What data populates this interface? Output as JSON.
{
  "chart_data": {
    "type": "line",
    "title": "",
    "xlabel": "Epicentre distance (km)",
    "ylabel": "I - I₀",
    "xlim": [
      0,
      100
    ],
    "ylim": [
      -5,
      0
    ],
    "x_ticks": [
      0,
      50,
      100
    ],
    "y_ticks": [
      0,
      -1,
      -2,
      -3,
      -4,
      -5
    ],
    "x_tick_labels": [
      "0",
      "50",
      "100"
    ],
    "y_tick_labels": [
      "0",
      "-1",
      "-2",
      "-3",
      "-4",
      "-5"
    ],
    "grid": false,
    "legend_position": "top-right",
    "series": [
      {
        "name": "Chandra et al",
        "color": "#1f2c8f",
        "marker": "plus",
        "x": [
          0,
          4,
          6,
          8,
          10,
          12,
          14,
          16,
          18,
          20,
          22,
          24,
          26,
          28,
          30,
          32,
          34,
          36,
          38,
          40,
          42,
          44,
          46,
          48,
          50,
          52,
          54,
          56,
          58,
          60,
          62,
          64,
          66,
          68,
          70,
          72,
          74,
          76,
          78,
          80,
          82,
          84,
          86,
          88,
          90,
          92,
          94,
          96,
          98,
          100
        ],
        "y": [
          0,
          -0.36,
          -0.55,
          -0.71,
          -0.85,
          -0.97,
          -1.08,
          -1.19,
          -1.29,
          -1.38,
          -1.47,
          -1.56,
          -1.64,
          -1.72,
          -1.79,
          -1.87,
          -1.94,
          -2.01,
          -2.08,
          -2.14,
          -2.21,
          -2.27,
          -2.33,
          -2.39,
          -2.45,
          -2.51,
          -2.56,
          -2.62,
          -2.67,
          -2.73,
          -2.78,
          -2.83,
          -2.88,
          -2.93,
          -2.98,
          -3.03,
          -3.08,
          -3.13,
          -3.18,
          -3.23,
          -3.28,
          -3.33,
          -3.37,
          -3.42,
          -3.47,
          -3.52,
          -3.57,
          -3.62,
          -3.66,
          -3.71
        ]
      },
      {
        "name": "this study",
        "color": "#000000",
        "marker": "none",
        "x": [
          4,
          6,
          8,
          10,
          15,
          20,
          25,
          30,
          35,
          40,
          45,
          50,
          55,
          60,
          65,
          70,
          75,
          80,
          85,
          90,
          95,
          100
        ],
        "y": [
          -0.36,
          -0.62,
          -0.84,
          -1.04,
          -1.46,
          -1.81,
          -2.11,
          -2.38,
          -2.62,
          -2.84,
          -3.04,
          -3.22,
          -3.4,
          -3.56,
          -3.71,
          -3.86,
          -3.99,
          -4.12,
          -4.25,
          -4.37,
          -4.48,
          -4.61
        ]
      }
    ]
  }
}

• **Set task**:
From the entries above, return each line with the word "this" in it.

• **Reply**:
What data populates this interface? Output as JSON.
        "name": "this study",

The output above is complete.